* **Objective**:
Check every line of the material below for the string "page", and return the ones that have it.

#### Dataset content

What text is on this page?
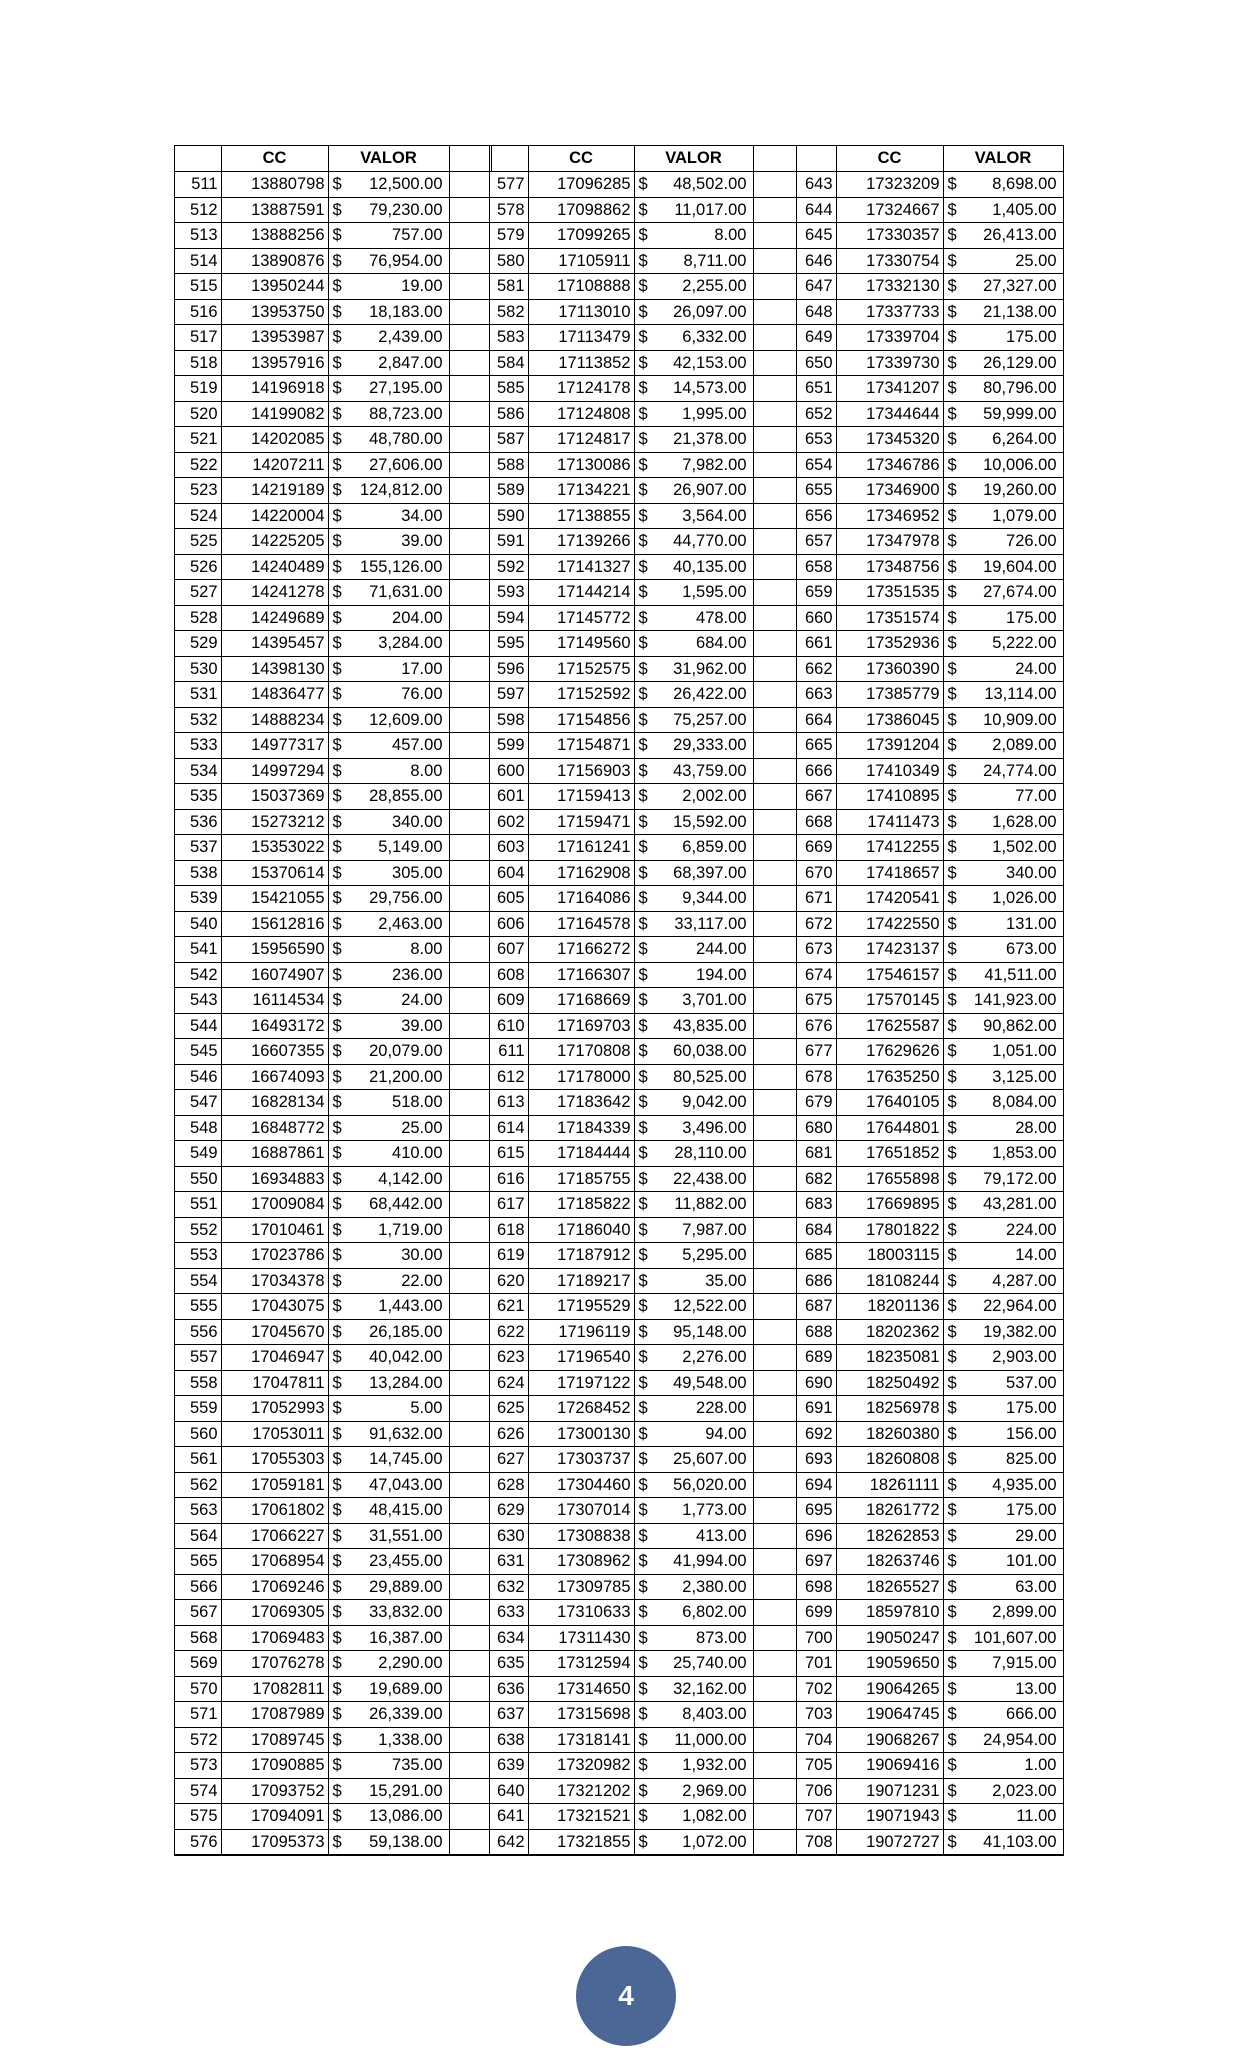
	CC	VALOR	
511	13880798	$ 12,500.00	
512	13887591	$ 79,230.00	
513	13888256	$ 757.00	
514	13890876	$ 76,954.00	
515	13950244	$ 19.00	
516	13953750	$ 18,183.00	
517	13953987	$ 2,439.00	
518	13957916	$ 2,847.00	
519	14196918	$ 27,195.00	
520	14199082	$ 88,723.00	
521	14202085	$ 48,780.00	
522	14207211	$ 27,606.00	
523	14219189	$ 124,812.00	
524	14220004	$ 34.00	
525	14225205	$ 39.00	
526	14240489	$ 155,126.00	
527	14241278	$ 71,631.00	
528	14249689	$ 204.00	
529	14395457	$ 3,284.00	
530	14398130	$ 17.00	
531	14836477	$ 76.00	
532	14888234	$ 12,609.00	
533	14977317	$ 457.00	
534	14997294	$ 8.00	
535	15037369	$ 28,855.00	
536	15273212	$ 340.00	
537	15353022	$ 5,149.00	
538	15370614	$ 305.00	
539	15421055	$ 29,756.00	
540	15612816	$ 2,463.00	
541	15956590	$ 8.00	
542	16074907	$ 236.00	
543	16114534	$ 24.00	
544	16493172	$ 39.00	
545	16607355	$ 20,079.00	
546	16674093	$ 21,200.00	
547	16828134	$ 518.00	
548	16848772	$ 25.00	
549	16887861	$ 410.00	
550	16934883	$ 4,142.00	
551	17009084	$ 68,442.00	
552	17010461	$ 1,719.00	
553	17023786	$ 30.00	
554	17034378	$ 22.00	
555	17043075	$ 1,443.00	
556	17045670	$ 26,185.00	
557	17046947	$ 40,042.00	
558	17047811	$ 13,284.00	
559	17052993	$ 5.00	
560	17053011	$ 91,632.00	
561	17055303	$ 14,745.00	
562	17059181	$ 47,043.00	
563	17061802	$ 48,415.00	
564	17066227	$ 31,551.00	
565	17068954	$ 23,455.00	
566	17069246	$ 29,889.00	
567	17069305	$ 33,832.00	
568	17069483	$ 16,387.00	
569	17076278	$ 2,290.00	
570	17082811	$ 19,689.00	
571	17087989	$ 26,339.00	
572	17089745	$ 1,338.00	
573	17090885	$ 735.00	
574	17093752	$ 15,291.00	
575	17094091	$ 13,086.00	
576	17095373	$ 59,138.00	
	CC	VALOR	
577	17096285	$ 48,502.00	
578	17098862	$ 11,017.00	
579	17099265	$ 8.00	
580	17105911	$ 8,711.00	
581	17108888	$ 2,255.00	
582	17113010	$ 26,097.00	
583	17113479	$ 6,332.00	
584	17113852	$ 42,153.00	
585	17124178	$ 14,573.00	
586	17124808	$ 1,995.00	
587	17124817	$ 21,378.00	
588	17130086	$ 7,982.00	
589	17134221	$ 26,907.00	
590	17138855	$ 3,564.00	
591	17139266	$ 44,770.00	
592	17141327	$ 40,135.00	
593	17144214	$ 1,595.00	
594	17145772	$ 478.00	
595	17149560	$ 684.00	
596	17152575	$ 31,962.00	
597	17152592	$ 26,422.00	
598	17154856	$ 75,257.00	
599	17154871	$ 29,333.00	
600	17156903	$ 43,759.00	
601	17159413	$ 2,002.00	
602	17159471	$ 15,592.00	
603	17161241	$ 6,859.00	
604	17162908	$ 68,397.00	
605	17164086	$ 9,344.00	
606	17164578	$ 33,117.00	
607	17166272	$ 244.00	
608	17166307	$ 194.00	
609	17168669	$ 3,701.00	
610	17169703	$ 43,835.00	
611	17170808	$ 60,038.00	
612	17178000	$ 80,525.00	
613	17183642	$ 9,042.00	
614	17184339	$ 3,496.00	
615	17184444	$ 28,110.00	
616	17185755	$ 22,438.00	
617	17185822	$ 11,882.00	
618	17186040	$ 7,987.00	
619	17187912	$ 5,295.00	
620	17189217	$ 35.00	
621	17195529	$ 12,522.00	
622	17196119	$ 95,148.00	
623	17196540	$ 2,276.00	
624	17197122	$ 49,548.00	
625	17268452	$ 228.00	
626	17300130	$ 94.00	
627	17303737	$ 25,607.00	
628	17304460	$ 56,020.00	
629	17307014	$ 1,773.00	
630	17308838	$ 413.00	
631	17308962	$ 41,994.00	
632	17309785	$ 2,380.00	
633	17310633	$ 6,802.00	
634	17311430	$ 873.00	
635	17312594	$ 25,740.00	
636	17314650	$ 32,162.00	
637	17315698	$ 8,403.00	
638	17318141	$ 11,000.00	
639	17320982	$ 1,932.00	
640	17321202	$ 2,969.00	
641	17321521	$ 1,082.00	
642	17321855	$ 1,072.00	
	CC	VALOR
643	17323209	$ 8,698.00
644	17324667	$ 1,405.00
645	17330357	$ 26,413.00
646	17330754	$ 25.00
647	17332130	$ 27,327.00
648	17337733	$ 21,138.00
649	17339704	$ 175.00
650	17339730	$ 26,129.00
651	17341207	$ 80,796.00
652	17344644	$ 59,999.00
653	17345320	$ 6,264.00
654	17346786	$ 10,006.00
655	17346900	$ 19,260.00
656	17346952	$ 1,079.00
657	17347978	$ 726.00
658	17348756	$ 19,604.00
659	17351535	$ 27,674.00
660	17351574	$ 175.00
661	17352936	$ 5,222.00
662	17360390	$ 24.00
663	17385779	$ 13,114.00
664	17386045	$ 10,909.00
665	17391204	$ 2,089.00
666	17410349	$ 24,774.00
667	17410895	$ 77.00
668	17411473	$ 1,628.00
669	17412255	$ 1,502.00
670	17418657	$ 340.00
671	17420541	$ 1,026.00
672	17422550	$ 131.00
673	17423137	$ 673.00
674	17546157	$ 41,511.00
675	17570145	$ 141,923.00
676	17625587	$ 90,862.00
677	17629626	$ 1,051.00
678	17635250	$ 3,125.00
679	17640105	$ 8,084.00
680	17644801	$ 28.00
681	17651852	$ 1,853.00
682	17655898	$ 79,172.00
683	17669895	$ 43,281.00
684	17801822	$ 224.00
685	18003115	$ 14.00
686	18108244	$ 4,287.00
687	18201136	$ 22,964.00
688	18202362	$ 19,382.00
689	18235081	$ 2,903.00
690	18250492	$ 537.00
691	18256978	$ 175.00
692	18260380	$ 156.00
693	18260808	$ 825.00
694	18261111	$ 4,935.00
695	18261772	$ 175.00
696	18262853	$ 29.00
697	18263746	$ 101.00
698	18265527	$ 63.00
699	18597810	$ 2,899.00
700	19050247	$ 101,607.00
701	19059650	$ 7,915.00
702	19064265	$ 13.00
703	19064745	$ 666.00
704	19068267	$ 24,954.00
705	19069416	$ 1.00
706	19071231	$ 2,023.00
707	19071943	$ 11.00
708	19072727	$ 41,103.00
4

########
#### Dataset content

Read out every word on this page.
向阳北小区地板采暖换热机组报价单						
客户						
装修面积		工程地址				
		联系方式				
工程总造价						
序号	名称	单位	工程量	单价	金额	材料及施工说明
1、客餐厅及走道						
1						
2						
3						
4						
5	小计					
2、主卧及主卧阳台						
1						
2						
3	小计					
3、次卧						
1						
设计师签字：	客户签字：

########

* **The completed task**:
What text is on this page?
Read out every word on this page.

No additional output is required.